-- start ENTRIES SUPPLIED --

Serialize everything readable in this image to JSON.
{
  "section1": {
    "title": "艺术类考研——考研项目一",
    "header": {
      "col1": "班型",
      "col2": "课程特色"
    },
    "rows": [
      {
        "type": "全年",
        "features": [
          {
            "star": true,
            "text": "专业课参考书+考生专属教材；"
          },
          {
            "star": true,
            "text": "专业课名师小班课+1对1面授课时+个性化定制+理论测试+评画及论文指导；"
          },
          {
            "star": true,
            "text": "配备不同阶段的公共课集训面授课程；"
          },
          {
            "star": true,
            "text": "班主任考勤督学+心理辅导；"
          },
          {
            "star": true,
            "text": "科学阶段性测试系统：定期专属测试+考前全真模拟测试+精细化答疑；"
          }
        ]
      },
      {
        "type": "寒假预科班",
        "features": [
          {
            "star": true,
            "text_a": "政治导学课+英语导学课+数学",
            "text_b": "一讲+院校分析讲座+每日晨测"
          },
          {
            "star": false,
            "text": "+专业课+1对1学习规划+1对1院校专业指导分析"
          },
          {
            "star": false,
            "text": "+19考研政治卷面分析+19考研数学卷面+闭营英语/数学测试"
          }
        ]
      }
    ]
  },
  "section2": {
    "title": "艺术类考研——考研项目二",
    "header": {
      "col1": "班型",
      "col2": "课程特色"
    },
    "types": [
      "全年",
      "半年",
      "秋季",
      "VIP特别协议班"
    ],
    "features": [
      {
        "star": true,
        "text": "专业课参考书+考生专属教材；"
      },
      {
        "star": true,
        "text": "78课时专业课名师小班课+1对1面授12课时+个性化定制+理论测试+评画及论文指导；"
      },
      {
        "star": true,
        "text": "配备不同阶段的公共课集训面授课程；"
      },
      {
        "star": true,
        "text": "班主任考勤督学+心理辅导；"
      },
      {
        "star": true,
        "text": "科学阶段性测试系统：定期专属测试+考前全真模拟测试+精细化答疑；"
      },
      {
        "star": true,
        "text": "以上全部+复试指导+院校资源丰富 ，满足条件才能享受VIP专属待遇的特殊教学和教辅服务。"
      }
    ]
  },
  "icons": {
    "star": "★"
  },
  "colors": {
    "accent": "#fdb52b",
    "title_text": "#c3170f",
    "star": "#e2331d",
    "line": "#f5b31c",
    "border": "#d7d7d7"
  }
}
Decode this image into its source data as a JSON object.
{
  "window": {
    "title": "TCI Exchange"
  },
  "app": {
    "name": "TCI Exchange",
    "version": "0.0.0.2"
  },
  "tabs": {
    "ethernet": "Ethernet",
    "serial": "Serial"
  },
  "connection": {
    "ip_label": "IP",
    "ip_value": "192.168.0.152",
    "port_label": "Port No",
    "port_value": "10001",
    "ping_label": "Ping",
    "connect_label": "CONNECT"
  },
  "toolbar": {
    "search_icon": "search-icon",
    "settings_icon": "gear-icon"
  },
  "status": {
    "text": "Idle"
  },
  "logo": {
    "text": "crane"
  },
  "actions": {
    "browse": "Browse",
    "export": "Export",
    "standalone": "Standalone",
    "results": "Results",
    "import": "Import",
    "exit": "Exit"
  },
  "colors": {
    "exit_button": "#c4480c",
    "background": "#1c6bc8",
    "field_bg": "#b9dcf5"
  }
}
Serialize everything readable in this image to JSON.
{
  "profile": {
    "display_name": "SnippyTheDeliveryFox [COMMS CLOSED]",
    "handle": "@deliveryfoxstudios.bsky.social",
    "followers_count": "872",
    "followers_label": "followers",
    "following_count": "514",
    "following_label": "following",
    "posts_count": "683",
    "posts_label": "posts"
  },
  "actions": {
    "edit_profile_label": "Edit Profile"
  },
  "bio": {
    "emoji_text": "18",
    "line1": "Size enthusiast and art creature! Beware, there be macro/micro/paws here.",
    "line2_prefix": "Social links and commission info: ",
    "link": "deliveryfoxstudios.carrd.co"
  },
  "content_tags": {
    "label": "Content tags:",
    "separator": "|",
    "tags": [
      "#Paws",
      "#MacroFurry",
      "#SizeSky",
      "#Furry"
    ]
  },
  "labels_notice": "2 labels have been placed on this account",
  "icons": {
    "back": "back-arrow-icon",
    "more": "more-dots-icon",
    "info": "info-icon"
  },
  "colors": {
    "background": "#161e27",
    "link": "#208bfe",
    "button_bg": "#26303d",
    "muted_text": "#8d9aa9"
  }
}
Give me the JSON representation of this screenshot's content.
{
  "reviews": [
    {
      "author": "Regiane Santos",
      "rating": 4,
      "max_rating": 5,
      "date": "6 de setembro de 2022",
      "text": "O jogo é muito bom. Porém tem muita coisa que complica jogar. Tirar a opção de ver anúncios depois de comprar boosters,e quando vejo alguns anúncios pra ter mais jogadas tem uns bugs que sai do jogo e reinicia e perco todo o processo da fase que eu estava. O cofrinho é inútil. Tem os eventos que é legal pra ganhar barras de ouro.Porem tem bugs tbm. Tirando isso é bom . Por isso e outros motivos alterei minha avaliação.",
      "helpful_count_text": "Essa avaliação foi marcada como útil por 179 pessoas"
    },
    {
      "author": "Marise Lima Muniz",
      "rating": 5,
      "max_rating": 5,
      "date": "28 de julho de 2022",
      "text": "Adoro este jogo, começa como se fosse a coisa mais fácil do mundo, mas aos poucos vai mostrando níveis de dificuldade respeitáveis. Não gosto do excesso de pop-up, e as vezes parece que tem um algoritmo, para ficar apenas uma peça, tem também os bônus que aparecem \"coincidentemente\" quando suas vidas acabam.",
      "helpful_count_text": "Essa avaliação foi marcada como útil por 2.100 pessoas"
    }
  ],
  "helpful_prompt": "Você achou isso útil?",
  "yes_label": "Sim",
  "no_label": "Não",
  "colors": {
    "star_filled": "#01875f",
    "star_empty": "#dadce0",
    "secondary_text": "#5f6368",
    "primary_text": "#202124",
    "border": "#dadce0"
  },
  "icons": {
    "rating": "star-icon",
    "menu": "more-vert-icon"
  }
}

-- end ENTRIES SUPPLIED --

- **REQUIREMENT**
Reproduce all of the entries word for word.

- **ANSWER FOR THIS EXERCISE**
Serialize everything readable in this image to JSON.
{
  "section1": {
    "title": "艺术类考研——考研项目一",
    "header": {
      "col1": "班型",
      "col2": "课程特色"
    },
    "rows": [
      {
        "type": "全年",
        "features": [
          {
            "star": true,
            "text": "专业课参考书+考生专属教材；"
          },
          {
            "star": true,
            "text": "专业课名师小班课+1对1面授课时+个性化定制+理论测试+评画及论文指导；"
          },
          {
            "star": true,
            "text": "配备不同阶段的公共课集训面授课程；"
          },
          {
            "star": true,
            "text": "班主任考勤督学+心理辅导；"
          },
          {
            "star": true,
            "text": "科学阶段性测试系统：定期专属测试+考前全真模拟测试+精细化答疑；"
          }
        ]
      },
      {
        "type": "寒假预科班",
        "features": [
          {
            "star": true,
            "text_a": "政治导学课+英语导学课+数学",
            "text_b": "一讲+院校分析讲座+每日晨测"
          },
          {
            "star": false,
            "text": "+专业课+1对1学习规划+1对1院校专业指导分析"
          },
          {
            "star": false,
            "text": "+19考研政治卷面分析+19考研数学卷面+闭营英语/数学测试"
          }
        ]
      }
    ]
  },
  "section2": {
    "title": "艺术类考研——考研项目二",
    "header": {
      "col1": "班型",
      "col2": "课程特色"
    },
    "types": [
      "全年",
      "半年",
      "秋季",
      "VIP特别协议班"
    ],
    "features": [
      {
        "star": true,
        "text": "专业课参考书+考生专属教材；"
      },
      {
        "star": true,
        "text": "78课时专业课名师小班课+1对1面授12课时+个性化定制+理论测试+评画及论文指导；"
      },
      {
        "star": true,
        "text": "配备不同阶段的公共课集训面授课程；"
      },
      {
        "star": true,
        "text": "班主任考勤督学+心理辅导；"
      },
      {
        "star": true,
        "text": "科学阶段性测试系统：定期专属测试+考前全真模拟测试+精细化答疑；"
      },
      {
        "star": true,
        "text": "以上全部+复试指导+院校资源丰富 ，满足条件才能享受VIP专属待遇的特殊教学和教辅服务。"
      }
    ]
  },
  "icons": {
    "star": "★"
  },
  "colors": {
    "accent": "#fdb52b",
    "title_text": "#c3170f",
    "star": "#e2331d",
    "line": "#f5b31c",
    "border": "#d7d7d7"
  }
}
Decode this image into its source data as a JSON object.
{
  "window": {
    "title": "TCI Exchange"
  },
  "app": {
    "name": "TCI Exchange",
    "version": "0.0.0.2"
  },
  "tabs": {
    "ethernet": "Ethernet",
    "serial": "Serial"
  },
  "connection": {
    "ip_label": "IP",
    "ip_value": "192.168.0.152",
    "port_label": "Port No",
    "port_value": "10001",
    "ping_label": "Ping",
    "connect_label": "CONNECT"
  },
  "toolbar": {
    "search_icon": "search-icon",
    "settings_icon": "gear-icon"
  },
  "status": {
    "text": "Idle"
  },
  "logo": {
    "text": "crane"
  },
  "actions": {
    "browse": "Browse",
    "export": "Export",
    "standalone": "Standalone",
    "results": "Results",
    "import": "Import",
    "exit": "Exit"
  },
  "colors": {
    "exit_button": "#c4480c",
    "background": "#1c6bc8",
    "field_bg": "#b9dcf5"
  }
}
Serialize everything readable in this image to JSON.
{
  "profile": {
    "display_name": "SnippyTheDeliveryFox [COMMS CLOSED]",
    "handle": "@deliveryfoxstudios.bsky.social",
    "followers_count": "872",
    "followers_label": "followers",
    "following_count": "514",
    "following_label": "following",
    "posts_count": "683",
    "posts_label": "posts"
  },
  "actions": {
    "edit_profile_label": "Edit Profile"
  },
  "bio": {
    "emoji_text": "18",
    "line1": "Size enthusiast and art creature! Beware, there be macro/micro/paws here.",
    "line2_prefix": "Social links and commission info: ",
    "link": "deliveryfoxstudios.carrd.co"
  },
  "content_tags": {
    "label": "Content tags:",
    "separator": "|",
    "tags": [
      "#Paws",
      "#MacroFurry",
      "#SizeSky",
      "#Furry"
    ]
  },
  "labels_notice": "2 labels have been placed on this account",
  "icons": {
    "back": "back-arrow-icon",
    "more": "more-dots-icon",
    "info": "info-icon"
  },
  "colors": {
    "background": "#161e27",
    "link": "#208bfe",
    "button_bg": "#26303d",
    "muted_text": "#8d9aa9"
  }
}
Give me the JSON representation of this screenshot's content.
{
  "reviews": [
    {
      "author": "Regiane Santos",
      "rating": 4,
      "max_rating": 5,
      "date": "6 de setembro de 2022",
      "text": "O jogo é muito bom. Porém tem muita coisa que complica jogar. Tirar a opção de ver anúncios depois de comprar boosters,e quando vejo alguns anúncios pra ter mais jogadas tem uns bugs que sai do jogo e reinicia e perco todo o processo da fase que eu estava. O cofrinho é inútil. Tem os eventos que é legal pra ganhar barras de ouro.Porem tem bugs tbm. Tirando isso é bom . Por isso e outros motivos alterei minha avaliação.",
      "helpful_count_text": "Essa avaliação foi marcada como útil por 179 pessoas"
    },
    {
      "author": "Marise Lima Muniz",
      "rating": 5,
      "max_rating": 5,
      "date": "28 de julho de 2022",
      "text": "Adoro este jogo, começa como se fosse a coisa mais fácil do mundo, mas aos poucos vai mostrando níveis de dificuldade respeitáveis. Não gosto do excesso de pop-up, e as vezes parece que tem um algoritmo, para ficar apenas uma peça, tem também os bônus que aparecem \"coincidentemente\" quando suas vidas acabam.",
      "helpful_count_text": "Essa avaliação foi marcada como útil por 2.100 pessoas"
    }
  ],
  "helpful_prompt": "Você achou isso útil?",
  "yes_label": "Sim",
  "no_label": "Não",
  "colors": {
    "star_filled": "#01875f",
    "star_empty": "#dadce0",
    "secondary_text": "#5f6368",
    "primary_text": "#202124",
    "border": "#dadce0"
  },
  "icons": {
    "rating": "star-icon",
    "menu": "more-vert-icon"
  }
}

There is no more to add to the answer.